Your task: Note each line that includes the word "Companies". Copy those lines.

Data listing

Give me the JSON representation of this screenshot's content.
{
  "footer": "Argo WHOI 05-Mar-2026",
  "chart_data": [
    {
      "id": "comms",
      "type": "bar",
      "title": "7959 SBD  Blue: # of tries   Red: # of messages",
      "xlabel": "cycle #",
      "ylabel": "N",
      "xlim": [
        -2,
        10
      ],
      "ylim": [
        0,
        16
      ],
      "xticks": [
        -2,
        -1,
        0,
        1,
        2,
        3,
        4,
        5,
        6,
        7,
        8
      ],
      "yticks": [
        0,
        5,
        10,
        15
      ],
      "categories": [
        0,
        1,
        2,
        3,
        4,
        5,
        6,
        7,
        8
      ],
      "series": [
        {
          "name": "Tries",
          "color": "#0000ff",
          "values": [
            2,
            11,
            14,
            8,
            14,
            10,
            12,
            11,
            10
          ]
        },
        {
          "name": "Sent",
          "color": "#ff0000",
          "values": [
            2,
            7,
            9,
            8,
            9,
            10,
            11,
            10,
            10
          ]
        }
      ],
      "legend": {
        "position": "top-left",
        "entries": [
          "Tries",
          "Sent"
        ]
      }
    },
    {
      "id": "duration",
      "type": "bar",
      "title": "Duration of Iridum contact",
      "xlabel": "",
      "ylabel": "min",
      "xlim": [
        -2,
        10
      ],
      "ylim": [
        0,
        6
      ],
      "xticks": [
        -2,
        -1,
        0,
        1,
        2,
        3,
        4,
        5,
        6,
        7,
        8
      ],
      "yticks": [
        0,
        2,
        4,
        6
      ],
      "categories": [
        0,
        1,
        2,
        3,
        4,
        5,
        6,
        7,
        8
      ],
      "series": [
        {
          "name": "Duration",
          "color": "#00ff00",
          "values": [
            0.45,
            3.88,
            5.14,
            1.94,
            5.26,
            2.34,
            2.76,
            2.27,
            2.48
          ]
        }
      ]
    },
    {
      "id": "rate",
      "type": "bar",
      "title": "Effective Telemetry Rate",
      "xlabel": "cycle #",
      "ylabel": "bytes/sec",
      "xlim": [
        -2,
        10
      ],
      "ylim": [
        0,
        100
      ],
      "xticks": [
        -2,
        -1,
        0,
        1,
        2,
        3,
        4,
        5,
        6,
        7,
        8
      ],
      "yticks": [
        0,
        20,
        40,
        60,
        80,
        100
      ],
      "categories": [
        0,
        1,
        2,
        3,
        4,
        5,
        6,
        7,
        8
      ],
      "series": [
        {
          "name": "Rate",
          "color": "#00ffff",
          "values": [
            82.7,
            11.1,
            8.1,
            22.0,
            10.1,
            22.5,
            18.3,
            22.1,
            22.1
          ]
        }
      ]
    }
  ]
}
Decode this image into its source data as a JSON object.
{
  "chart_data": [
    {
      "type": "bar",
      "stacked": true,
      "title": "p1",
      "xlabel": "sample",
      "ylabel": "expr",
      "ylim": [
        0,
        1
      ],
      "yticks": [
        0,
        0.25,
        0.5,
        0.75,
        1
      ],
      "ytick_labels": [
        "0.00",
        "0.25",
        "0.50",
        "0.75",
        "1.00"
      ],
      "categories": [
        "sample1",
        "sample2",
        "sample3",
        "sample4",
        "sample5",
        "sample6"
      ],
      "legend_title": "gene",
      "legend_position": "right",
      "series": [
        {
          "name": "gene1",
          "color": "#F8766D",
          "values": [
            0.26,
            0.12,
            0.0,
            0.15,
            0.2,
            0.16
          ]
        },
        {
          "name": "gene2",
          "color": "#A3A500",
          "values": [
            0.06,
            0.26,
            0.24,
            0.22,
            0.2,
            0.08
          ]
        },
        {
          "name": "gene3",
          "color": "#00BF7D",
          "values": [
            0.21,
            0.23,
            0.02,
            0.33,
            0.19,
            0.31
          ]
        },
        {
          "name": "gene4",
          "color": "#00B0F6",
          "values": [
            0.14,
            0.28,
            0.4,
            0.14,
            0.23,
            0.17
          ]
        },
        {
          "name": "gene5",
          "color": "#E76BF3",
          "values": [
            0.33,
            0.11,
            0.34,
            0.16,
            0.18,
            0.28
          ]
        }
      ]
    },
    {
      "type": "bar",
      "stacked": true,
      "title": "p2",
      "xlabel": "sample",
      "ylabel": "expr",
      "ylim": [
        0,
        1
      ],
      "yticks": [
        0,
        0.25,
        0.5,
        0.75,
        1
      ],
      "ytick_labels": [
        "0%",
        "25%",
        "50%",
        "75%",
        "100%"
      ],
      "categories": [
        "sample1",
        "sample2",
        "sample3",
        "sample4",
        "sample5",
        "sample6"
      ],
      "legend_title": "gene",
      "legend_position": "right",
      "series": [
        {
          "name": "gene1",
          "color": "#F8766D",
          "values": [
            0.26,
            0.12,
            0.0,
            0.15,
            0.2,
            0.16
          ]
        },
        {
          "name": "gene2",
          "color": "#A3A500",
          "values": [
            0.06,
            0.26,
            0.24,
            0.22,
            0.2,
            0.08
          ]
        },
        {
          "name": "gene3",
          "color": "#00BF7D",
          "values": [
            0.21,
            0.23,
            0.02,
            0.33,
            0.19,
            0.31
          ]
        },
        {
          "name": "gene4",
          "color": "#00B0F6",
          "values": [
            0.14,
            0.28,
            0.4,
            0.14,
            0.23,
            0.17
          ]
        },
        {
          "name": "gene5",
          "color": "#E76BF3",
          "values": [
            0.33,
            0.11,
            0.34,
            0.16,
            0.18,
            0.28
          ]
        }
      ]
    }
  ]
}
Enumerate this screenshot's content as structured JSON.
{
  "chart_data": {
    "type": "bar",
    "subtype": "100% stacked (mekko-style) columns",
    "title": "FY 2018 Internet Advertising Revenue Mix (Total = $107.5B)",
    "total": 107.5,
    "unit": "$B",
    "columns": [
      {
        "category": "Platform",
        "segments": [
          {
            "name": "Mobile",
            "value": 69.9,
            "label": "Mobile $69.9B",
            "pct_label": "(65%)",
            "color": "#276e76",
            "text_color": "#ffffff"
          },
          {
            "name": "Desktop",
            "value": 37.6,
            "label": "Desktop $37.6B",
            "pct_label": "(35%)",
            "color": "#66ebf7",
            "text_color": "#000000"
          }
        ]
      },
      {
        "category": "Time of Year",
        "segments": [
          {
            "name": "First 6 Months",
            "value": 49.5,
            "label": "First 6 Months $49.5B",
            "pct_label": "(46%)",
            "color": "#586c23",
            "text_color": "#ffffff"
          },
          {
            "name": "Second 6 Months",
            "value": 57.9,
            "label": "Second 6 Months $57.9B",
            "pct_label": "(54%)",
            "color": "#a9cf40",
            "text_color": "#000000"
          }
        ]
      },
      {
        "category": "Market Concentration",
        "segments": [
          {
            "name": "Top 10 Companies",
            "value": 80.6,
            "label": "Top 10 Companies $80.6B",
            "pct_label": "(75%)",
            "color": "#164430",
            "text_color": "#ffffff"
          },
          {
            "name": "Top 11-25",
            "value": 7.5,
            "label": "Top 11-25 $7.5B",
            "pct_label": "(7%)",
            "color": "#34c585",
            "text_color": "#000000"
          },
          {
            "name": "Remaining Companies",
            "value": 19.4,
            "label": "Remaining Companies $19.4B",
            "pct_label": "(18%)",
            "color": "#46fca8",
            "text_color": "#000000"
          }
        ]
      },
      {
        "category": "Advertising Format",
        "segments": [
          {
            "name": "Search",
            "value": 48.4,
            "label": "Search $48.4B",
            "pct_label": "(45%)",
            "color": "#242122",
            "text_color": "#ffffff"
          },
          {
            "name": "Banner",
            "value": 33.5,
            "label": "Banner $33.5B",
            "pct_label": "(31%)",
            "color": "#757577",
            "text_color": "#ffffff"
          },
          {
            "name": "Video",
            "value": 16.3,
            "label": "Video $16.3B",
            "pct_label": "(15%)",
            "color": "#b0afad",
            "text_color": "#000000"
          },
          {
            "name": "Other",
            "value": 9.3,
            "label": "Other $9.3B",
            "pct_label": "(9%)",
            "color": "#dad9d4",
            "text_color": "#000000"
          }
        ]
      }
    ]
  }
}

Task answer:
            "name": "Top 10 Companies",
            "label": "Top 10 Companies $80.6B",
            "name": "Remaining Companies",
            "label": "Remaining Companies $19.4B",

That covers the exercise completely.